▶ What the exercise asks:
Skip the images and return the records below exactly.
================================
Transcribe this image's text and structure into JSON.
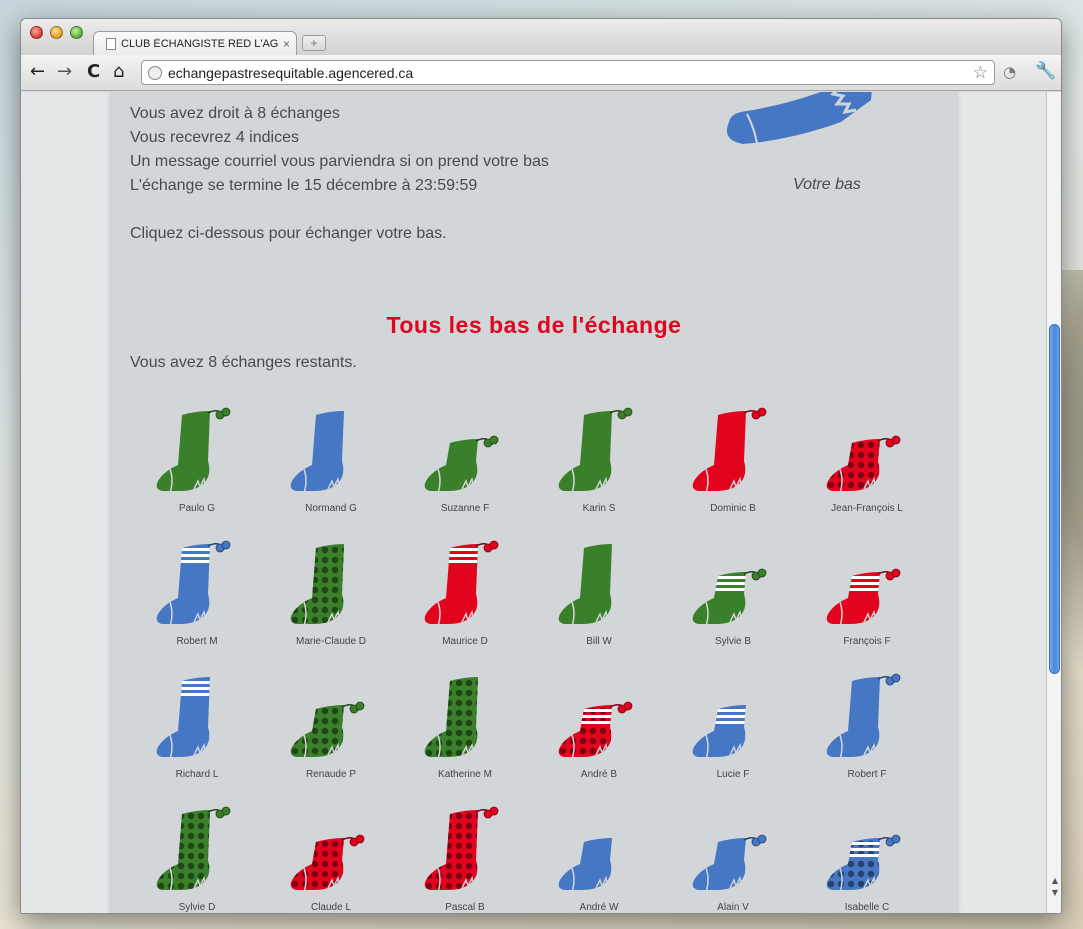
{
  "browser": {
    "tab_title": "CLUB ÉCHANGISTE RED L'AGENCE",
    "tab_close": "×",
    "new_tab": "+",
    "url": "echangepastresequitable.agencered.ca",
    "nav": {
      "back": "←",
      "forward": "→",
      "reload": "C",
      "home": "⌂"
    },
    "star": "☆",
    "extension": "◔",
    "menu": "🔧"
  },
  "info": {
    "lines": [
      "Vous avez droit à 8 échanges",
      "Vous recevrez 4 indices",
      "Un message courriel vous parviendra si on prend votre bas",
      "L'échange se termine le 15 décembre à 23:59:59"
    ],
    "cta": "Cliquez ci-dessous pour échanger votre bas."
  },
  "own_sock": {
    "label": "Votre bas",
    "color": "#4577c4"
  },
  "section_title": "Tous les bas de l'échange",
  "remaining": "Vous avez 8 échanges restants.",
  "colors": {
    "green": "#3a7f29",
    "blue": "#4577c4",
    "red": "#e2041e",
    "title": "#e2041e"
  },
  "stockings": [
    {
      "name": "Paulo G",
      "color": "green",
      "pattern": "plain",
      "pompom": true,
      "size": "tall"
    },
    {
      "name": "Normand G",
      "color": "blue",
      "pattern": "plain",
      "pompom": false,
      "size": "tall"
    },
    {
      "name": "Suzanne F",
      "color": "green",
      "pattern": "plain",
      "pompom": true,
      "size": "short"
    },
    {
      "name": "Karin S",
      "color": "green",
      "pattern": "plain",
      "pompom": true,
      "size": "tall"
    },
    {
      "name": "Dominic B",
      "color": "red",
      "pattern": "plain",
      "pompom": true,
      "size": "tall"
    },
    {
      "name": "Jean-François L",
      "color": "red",
      "pattern": "dots",
      "pompom": true,
      "size": "short"
    },
    {
      "name": "Robert M",
      "color": "blue",
      "pattern": "stripes",
      "pompom": true,
      "size": "tall"
    },
    {
      "name": "Marie-Claude D",
      "color": "green",
      "pattern": "dots",
      "pompom": false,
      "size": "tall"
    },
    {
      "name": "Maurice D",
      "color": "red",
      "pattern": "stripes",
      "pompom": true,
      "size": "tall"
    },
    {
      "name": "Bill W",
      "color": "green",
      "pattern": "plain",
      "pompom": false,
      "size": "tall"
    },
    {
      "name": "Sylvie B",
      "color": "green",
      "pattern": "stripes",
      "pompom": true,
      "size": "short"
    },
    {
      "name": "François F",
      "color": "red",
      "pattern": "stripes",
      "pompom": true,
      "size": "short"
    },
    {
      "name": "Richard L",
      "color": "blue",
      "pattern": "stripes",
      "pompom": false,
      "size": "tall"
    },
    {
      "name": "Renaude P",
      "color": "green",
      "pattern": "dots",
      "pompom": true,
      "size": "short"
    },
    {
      "name": "Katherine M",
      "color": "green",
      "pattern": "dots",
      "pompom": false,
      "size": "tall"
    },
    {
      "name": "André B",
      "color": "red",
      "pattern": "dots-stripes",
      "pompom": true,
      "size": "short"
    },
    {
      "name": "Lucie F",
      "color": "blue",
      "pattern": "stripes",
      "pompom": false,
      "size": "short"
    },
    {
      "name": "Robert F",
      "color": "blue",
      "pattern": "plain",
      "pompom": true,
      "size": "tall"
    },
    {
      "name": "Sylvie D",
      "color": "green",
      "pattern": "dots",
      "pompom": true,
      "size": "tall"
    },
    {
      "name": "Claude L",
      "color": "red",
      "pattern": "dots",
      "pompom": true,
      "size": "short"
    },
    {
      "name": "Pascal B",
      "color": "red",
      "pattern": "dots",
      "pompom": true,
      "size": "tall"
    },
    {
      "name": "André W",
      "color": "blue",
      "pattern": "plain",
      "pompom": false,
      "size": "short"
    },
    {
      "name": "Alain V",
      "color": "blue",
      "pattern": "plain",
      "pompom": true,
      "size": "short"
    },
    {
      "name": "Isabelle C",
      "color": "blue",
      "pattern": "dots-stripes",
      "pompom": true,
      "size": "short"
    }
  ]
}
================================
▶ Expected output:
Transcribe this image's text and structure into JSON.
{
  "browser": {
    "tab_title": "CLUB ÉCHANGISTE RED L'AGENCE",
    "tab_close": "×",
    "new_tab": "+",
    "url": "echangepastresequitable.agencered.ca",
    "nav": {
      "back": "←",
      "forward": "→",
      "reload": "C",
      "home": "⌂"
    },
    "star": "☆",
    "extension": "◔",
    "menu": "🔧"
  },
  "info": {
    "lines": [
      "Vous avez droit à 8 échanges",
      "Vous recevrez 4 indices",
      "Un message courriel vous parviendra si on prend votre bas",
      "L'échange se termine le 15 décembre à 23:59:59"
    ],
    "cta": "Cliquez ci-dessous pour échanger votre bas."
  },
  "own_sock": {
    "label": "Votre bas",
    "color": "#4577c4"
  },
  "section_title": "Tous les bas de l'échange",
  "remaining": "Vous avez 8 échanges restants.",
  "colors": {
    "green": "#3a7f29",
    "blue": "#4577c4",
    "red": "#e2041e",
    "title": "#e2041e"
  },
  "stockings": [
    {
      "name": "Paulo G",
      "color": "green",
      "pattern": "plain",
      "pompom": true,
      "size": "tall"
    },
    {
      "name": "Normand G",
      "color": "blue",
      "pattern": "plain",
      "pompom": false,
      "size": "tall"
    },
    {
      "name": "Suzanne F",
      "color": "green",
      "pattern": "plain",
      "pompom": true,
      "size": "short"
    },
    {
      "name": "Karin S",
      "color": "green",
      "pattern": "plain",
      "pompom": true,
      "size": "tall"
    },
    {
      "name": "Dominic B",
      "color": "red",
      "pattern": "plain",
      "pompom": true,
      "size": "tall"
    },
    {
      "name": "Jean-François L",
      "color": "red",
      "pattern": "dots",
      "pompom": true,
      "size": "short"
    },
    {
      "name": "Robert M",
      "color": "blue",
      "pattern": "stripes",
      "pompom": true,
      "size": "tall"
    },
    {
      "name": "Marie-Claude D",
      "color": "green",
      "pattern": "dots",
      "pompom": false,
      "size": "tall"
    },
    {
      "name": "Maurice D",
      "color": "red",
      "pattern": "stripes",
      "pompom": true,
      "size": "tall"
    },
    {
      "name": "Bill W",
      "color": "green",
      "pattern": "plain",
      "pompom": false,
      "size": "tall"
    },
    {
      "name": "Sylvie B",
      "color": "green",
      "pattern": "stripes",
      "pompom": true,
      "size": "short"
    },
    {
      "name": "François F",
      "color": "red",
      "pattern": "stripes",
      "pompom": true,
      "size": "short"
    },
    {
      "name": "Richard L",
      "color": "blue",
      "pattern": "stripes",
      "pompom": false,
      "size": "tall"
    },
    {
      "name": "Renaude P",
      "color": "green",
      "pattern": "dots",
      "pompom": true,
      "size": "short"
    },
    {
      "name": "Katherine M",
      "color": "green",
      "pattern": "dots",
      "pompom": false,
      "size": "tall"
    },
    {
      "name": "André B",
      "color": "red",
      "pattern": "dots-stripes",
      "pompom": true,
      "size": "short"
    },
    {
      "name": "Lucie F",
      "color": "blue",
      "pattern": "stripes",
      "pompom": false,
      "size": "short"
    },
    {
      "name": "Robert F",
      "color": "blue",
      "pattern": "plain",
      "pompom": true,
      "size": "tall"
    },
    {
      "name": "Sylvie D",
      "color": "green",
      "pattern": "dots",
      "pompom": true,
      "size": "tall"
    },
    {
      "name": "Claude L",
      "color": "red",
      "pattern": "dots",
      "pompom": true,
      "size": "short"
    },
    {
      "name": "Pascal B",
      "color": "red",
      "pattern": "dots",
      "pompom": true,
      "size": "tall"
    },
    {
      "name": "André W",
      "color": "blue",
      "pattern": "plain",
      "pompom": false,
      "size": "short"
    },
    {
      "name": "Alain V",
      "color": "blue",
      "pattern": "plain",
      "pompom": true,
      "size": "short"
    },
    {
      "name": "Isabelle C",
      "color": "blue",
      "pattern": "dots-stripes",
      "pompom": true,
      "size": "short"
    }
  ]
}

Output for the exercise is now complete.